**PROBLEM TO SOLVE**
Every record below should be printed exactly as it appears.

Entries taken from a collection
****************

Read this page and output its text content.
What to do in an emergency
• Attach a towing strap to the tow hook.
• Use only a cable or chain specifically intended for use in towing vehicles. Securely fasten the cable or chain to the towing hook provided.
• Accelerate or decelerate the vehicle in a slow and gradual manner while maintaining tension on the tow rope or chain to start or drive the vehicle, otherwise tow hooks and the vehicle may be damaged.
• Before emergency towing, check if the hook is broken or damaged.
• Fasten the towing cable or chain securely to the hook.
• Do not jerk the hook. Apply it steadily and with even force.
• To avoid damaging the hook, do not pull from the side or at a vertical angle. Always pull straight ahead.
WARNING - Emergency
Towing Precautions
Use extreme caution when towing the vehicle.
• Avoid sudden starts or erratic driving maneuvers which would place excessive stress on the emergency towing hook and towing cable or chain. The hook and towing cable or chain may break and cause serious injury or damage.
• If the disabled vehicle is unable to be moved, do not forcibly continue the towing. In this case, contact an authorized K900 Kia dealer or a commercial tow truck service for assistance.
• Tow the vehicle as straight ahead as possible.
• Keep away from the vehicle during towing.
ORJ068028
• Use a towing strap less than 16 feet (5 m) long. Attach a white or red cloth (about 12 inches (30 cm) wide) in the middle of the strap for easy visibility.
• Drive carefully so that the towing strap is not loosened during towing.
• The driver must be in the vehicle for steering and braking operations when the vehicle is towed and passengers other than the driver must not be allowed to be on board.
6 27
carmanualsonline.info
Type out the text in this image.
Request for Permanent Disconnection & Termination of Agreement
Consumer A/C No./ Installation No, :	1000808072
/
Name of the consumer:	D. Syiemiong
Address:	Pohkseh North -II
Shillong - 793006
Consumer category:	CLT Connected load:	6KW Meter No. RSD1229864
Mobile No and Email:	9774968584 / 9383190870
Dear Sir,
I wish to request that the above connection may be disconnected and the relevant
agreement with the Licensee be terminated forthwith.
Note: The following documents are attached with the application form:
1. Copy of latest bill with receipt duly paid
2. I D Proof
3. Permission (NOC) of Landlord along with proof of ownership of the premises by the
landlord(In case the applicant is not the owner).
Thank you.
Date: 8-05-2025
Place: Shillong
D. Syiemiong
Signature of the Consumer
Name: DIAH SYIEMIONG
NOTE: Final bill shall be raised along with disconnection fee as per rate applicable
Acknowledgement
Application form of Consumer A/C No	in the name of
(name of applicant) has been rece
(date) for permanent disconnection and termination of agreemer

****************

**RESULT BELOW**
Read this page and output its text content.
What to do in an emergency
• Attach a towing strap to the tow hook.
• Use only a cable or chain specifically intended for use in towing vehicles. Securely fasten the cable or chain to the towing hook provided.
• Accelerate or decelerate the vehicle in a slow and gradual manner while maintaining tension on the tow rope or chain to start or drive the vehicle, otherwise tow hooks and the vehicle may be damaged.
• Before emergency towing, check if the hook is broken or damaged.
• Fasten the towing cable or chain securely to the hook.
• Do not jerk the hook. Apply it steadily and with even force.
• To avoid damaging the hook, do not pull from the side or at a vertical angle. Always pull straight ahead.
WARNING - Emergency
Towing Precautions
Use extreme caution when towing the vehicle.
• Avoid sudden starts or erratic driving maneuvers which would place excessive stress on the emergency towing hook and towing cable or chain. The hook and towing cable or chain may break and cause serious injury or damage.
• If the disabled vehicle is unable to be moved, do not forcibly continue the towing. In this case, contact an authorized K900 Kia dealer or a commercial tow truck service for assistance.
• Tow the vehicle as straight ahead as possible.
• Keep away from the vehicle during towing.
ORJ068028
• Use a towing strap less than 16 feet (5 m) long. Attach a white or red cloth (about 12 inches (30 cm) wide) in the middle of the strap for easy visibility.
• Drive carefully so that the towing strap is not loosened during towing.
• The driver must be in the vehicle for steering and braking operations when the vehicle is towed and passengers other than the driver must not be allowed to be on board.
6 27
carmanualsonline.info
Type out the text in this image.
Request for Permanent Disconnection & Termination of Agreement
Consumer A/C No./ Installation No, :	1000808072
/
Name of the consumer:	D. Syiemiong
Address:	Pohkseh North -II
Shillong - 793006
Consumer category:	CLT Connected load:	6KW Meter No. RSD1229864
Mobile No and Email:	9774968584 / 9383190870
Dear Sir,
I wish to request that the above connection may be disconnected and the relevant
agreement with the Licensee be terminated forthwith.
Note: The following documents are attached with the application form:
1. Copy of latest bill with receipt duly paid
2. I D Proof
3. Permission (NOC) of Landlord along with proof of ownership of the premises by the
landlord(In case the applicant is not the owner).
Thank you.
Date: 8-05-2025
Place: Shillong
D. Syiemiong
Signature of the Consumer
Name: DIAH SYIEMIONG
NOTE: Final bill shall be raised along with disconnection fee as per rate applicable
Acknowledgement
Application form of Consumer A/C No	in the name of
(name of applicant) has been rece
(date) for permanent disconnection and termination of agreemer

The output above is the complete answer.